[EXTRACTED RECORDS]
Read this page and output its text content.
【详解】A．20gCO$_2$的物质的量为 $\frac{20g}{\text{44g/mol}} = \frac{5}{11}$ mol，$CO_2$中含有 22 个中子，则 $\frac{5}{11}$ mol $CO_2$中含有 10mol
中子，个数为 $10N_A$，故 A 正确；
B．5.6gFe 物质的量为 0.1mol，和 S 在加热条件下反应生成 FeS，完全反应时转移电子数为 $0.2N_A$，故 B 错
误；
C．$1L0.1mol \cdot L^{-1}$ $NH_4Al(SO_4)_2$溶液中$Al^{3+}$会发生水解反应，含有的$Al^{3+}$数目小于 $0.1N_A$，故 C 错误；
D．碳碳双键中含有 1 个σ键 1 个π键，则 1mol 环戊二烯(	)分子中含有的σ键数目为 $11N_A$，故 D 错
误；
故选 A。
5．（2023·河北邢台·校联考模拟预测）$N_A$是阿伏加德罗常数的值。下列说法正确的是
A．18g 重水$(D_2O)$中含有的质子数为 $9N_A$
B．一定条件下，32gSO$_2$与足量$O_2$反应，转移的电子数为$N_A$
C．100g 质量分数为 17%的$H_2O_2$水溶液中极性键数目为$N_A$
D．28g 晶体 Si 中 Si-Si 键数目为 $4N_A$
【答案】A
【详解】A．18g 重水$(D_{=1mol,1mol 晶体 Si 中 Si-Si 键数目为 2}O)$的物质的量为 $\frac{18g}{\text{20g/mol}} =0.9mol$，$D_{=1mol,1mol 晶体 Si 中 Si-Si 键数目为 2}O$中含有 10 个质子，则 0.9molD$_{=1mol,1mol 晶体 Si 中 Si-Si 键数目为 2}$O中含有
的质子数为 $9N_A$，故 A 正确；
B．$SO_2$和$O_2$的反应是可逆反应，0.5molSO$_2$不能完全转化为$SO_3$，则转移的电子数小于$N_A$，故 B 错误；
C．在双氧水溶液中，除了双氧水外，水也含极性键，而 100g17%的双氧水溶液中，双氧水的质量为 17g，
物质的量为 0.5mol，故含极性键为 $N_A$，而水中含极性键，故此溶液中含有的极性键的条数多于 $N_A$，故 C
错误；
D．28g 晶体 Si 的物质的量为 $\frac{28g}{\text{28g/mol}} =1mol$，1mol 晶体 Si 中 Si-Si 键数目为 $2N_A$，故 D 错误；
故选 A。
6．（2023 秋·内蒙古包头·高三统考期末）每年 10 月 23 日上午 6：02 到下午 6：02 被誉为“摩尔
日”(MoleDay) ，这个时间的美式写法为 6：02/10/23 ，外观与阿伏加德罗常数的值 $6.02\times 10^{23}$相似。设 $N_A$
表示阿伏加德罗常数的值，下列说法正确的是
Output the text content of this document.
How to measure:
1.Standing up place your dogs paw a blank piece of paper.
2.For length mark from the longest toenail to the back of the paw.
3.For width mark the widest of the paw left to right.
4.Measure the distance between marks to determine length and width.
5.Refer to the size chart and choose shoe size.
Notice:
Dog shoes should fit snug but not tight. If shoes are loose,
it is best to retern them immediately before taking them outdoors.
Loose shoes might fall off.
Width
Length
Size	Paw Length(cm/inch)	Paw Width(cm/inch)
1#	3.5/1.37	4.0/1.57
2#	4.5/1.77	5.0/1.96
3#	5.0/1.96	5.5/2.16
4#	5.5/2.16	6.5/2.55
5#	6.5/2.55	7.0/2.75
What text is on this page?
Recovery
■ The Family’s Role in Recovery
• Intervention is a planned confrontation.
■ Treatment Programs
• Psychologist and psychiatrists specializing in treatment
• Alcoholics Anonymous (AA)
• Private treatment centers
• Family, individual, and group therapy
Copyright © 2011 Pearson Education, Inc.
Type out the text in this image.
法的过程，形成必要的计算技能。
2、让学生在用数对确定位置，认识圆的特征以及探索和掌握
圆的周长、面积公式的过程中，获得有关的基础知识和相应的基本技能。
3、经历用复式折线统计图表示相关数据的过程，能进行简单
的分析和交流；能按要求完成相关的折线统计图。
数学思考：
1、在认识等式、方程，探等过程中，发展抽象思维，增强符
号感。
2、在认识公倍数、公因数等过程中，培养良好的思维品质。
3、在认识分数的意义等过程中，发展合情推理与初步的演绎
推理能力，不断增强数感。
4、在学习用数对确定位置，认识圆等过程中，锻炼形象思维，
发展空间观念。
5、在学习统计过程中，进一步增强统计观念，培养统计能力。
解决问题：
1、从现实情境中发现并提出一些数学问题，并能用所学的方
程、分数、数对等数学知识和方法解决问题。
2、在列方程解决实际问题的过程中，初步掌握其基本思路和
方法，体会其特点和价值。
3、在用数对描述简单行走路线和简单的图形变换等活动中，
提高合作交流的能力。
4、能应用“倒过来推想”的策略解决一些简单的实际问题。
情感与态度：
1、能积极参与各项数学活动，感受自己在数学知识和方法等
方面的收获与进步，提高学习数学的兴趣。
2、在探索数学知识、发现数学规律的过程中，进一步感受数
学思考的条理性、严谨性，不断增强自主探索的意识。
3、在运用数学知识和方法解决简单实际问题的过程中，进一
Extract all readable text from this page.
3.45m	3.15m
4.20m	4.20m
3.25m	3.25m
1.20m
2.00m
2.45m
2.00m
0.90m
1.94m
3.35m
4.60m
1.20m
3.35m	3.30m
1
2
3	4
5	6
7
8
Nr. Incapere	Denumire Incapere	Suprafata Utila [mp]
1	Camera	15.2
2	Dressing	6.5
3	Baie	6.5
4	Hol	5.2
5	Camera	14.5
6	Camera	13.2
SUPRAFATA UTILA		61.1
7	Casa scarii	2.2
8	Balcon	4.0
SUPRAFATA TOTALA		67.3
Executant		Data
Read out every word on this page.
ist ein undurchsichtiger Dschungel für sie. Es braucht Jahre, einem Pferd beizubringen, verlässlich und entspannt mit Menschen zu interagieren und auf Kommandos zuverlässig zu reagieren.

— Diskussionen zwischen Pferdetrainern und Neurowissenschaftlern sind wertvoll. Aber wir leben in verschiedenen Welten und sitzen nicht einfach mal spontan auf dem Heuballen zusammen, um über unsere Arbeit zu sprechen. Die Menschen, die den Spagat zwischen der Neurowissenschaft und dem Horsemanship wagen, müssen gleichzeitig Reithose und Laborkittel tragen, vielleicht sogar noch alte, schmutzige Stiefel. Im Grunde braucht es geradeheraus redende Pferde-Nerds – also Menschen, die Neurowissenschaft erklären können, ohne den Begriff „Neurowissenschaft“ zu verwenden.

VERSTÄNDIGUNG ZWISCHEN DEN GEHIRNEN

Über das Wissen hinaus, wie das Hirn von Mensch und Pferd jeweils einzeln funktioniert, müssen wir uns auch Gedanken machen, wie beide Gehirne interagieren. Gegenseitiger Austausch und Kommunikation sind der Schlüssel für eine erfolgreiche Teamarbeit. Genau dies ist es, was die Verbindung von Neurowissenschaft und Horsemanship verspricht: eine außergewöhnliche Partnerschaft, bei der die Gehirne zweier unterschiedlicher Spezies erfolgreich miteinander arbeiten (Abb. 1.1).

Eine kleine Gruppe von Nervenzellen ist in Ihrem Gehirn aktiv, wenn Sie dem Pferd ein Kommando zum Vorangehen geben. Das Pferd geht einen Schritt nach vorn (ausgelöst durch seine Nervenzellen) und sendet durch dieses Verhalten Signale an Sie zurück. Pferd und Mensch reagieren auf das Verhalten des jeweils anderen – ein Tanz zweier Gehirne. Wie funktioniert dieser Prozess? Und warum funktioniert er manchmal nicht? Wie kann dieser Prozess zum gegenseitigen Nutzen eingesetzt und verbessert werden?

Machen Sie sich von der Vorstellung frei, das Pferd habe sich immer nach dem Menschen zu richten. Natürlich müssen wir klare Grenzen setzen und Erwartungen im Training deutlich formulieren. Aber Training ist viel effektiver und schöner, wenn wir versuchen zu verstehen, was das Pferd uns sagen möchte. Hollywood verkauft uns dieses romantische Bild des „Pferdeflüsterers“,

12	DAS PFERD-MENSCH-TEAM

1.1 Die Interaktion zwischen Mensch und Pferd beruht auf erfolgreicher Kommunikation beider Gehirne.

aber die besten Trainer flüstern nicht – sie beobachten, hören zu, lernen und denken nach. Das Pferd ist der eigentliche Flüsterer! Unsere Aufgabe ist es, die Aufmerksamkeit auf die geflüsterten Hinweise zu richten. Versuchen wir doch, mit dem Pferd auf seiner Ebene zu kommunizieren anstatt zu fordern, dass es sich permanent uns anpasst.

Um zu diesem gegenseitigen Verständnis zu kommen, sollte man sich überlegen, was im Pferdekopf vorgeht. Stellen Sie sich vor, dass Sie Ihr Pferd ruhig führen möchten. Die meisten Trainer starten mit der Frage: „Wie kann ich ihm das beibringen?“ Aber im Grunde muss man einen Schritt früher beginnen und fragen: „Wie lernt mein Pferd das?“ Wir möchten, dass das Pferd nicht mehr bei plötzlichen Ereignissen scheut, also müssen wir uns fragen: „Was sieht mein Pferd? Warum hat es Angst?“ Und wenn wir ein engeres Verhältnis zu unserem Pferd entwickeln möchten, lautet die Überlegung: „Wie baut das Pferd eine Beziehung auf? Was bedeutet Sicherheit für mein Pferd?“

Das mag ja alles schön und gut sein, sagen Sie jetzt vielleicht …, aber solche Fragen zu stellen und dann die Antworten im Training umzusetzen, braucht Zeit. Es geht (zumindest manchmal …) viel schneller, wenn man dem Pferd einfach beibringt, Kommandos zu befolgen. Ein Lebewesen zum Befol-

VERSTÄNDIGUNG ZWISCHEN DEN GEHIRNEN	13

[EXERCISE] Scan the material for lines with the word "Recovery", and copy each line you find.

[EXERCISE SOLUTION]
Recovery
■ The Family’s Role in Recovery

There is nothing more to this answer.